- _TASK DETAILS_
Write out all lines holding the word "color".

....

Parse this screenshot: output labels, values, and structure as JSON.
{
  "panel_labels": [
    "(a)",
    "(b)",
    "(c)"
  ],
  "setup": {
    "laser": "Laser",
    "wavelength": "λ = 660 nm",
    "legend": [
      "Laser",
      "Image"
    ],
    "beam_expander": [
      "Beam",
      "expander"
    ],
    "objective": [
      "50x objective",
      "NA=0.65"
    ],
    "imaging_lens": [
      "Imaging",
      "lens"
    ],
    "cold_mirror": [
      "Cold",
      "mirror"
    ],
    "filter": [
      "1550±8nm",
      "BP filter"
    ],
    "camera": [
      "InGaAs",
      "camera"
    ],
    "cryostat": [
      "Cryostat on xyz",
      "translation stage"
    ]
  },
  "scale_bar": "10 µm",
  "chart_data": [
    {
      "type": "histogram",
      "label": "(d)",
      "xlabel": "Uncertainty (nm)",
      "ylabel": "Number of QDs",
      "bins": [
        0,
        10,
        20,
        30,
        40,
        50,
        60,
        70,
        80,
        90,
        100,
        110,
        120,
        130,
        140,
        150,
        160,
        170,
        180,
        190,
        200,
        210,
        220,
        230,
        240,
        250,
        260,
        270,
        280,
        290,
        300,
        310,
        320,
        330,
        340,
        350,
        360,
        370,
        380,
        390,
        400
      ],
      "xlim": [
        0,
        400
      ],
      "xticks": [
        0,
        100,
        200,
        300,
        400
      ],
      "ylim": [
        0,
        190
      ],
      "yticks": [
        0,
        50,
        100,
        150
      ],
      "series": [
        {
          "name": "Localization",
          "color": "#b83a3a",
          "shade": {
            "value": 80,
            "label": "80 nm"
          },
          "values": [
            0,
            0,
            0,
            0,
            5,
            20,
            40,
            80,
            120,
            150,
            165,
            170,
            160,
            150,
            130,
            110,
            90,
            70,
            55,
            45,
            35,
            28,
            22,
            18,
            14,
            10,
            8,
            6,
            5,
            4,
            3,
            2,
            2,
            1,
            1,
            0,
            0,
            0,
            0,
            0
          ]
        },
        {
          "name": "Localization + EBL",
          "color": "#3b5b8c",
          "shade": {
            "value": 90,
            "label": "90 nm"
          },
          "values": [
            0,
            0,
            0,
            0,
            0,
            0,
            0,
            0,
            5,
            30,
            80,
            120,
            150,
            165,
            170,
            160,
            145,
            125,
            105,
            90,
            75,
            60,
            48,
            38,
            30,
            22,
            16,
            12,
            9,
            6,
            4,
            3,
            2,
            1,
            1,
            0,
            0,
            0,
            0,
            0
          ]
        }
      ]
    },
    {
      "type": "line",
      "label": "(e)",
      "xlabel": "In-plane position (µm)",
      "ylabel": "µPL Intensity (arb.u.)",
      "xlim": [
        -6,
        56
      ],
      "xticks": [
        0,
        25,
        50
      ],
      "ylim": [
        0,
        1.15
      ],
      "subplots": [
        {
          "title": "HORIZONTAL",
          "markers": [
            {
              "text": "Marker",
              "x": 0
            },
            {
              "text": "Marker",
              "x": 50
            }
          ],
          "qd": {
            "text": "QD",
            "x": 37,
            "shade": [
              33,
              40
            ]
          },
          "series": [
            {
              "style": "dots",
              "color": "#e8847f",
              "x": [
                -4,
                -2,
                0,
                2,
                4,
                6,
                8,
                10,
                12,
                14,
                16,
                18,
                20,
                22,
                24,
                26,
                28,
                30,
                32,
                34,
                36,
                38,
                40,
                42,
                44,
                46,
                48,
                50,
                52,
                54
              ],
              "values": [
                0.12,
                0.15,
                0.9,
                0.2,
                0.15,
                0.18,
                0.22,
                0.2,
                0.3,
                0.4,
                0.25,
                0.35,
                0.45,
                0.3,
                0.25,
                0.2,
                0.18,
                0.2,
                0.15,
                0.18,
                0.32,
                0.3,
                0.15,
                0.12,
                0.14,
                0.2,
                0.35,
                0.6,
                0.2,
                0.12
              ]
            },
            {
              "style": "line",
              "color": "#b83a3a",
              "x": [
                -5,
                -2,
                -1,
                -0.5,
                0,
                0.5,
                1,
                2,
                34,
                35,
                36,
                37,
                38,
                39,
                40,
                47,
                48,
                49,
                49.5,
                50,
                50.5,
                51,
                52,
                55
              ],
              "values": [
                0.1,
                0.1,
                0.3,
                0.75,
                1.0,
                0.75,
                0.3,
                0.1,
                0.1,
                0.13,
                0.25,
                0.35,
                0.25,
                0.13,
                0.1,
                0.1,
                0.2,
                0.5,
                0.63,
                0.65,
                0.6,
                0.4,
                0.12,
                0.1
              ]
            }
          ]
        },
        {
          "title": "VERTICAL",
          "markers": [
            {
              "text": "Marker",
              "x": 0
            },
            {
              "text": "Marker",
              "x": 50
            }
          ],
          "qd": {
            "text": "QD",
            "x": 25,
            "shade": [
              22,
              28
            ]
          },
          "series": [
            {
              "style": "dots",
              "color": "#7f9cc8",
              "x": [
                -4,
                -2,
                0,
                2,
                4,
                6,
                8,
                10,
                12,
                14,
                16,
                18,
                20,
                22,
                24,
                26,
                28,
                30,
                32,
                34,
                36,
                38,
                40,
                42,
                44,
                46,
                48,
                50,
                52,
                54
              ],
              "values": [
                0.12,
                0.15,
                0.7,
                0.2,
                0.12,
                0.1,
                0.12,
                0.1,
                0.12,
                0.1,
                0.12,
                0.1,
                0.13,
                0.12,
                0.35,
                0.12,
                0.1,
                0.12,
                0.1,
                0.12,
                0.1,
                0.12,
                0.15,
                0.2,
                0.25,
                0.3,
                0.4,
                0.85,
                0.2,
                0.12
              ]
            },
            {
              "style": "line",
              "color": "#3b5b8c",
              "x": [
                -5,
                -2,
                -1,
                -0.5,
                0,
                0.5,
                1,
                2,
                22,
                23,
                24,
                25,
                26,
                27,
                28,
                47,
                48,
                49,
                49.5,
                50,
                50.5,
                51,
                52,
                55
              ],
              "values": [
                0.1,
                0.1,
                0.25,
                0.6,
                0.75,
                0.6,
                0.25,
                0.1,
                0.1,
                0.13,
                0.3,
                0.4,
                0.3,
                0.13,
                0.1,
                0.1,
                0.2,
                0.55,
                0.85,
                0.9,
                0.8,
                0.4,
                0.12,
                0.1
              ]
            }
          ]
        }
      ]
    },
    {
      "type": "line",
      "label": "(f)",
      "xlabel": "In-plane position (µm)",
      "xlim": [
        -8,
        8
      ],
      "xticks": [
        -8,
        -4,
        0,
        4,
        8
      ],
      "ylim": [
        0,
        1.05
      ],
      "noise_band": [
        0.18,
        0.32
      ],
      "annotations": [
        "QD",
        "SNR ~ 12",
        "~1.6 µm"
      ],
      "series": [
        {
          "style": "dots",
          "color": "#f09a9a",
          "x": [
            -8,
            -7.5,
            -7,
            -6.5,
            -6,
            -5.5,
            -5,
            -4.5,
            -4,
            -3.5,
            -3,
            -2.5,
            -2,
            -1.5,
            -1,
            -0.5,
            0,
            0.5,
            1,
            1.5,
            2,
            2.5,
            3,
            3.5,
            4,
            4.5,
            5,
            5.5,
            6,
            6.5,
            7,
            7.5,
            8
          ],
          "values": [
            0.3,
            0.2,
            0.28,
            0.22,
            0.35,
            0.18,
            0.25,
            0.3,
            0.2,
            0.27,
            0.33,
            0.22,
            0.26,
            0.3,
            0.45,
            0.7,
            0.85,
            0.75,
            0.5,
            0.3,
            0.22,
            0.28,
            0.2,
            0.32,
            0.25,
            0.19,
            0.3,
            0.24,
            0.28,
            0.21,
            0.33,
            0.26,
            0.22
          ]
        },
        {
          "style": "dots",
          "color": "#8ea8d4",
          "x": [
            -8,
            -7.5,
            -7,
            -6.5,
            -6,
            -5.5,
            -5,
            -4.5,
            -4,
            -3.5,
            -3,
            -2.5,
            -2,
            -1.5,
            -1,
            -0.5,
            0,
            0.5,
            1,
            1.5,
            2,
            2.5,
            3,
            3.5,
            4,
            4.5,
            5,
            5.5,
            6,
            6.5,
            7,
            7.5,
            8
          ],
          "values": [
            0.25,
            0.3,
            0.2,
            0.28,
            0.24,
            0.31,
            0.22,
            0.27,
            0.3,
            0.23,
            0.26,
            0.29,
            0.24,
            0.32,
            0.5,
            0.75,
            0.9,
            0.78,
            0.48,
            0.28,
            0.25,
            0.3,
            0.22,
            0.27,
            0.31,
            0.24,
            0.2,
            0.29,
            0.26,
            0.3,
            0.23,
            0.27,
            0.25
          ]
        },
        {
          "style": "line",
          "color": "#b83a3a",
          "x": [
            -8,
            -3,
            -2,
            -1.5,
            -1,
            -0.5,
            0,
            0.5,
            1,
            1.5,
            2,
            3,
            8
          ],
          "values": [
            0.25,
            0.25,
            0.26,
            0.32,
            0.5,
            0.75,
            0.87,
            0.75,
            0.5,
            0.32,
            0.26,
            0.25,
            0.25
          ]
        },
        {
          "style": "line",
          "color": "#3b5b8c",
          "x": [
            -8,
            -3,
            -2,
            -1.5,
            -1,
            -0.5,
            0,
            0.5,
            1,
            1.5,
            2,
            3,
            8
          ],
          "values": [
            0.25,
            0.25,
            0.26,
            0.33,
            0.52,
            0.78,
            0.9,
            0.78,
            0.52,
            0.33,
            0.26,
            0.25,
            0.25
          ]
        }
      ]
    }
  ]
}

....

- _RESULT BELOW_
          "color": "#b83a3a",
          "color": "#3b5b8c",
              "color": "#e8847f",
              "color": "#b83a3a",
              "color": "#7f9cc8",
              "color": "#3b5b8c",
          "color": "#f09a9a",
          "color": "#8ea8d4",
          "color": "#b83a3a",
          "color": "#3b5b8c",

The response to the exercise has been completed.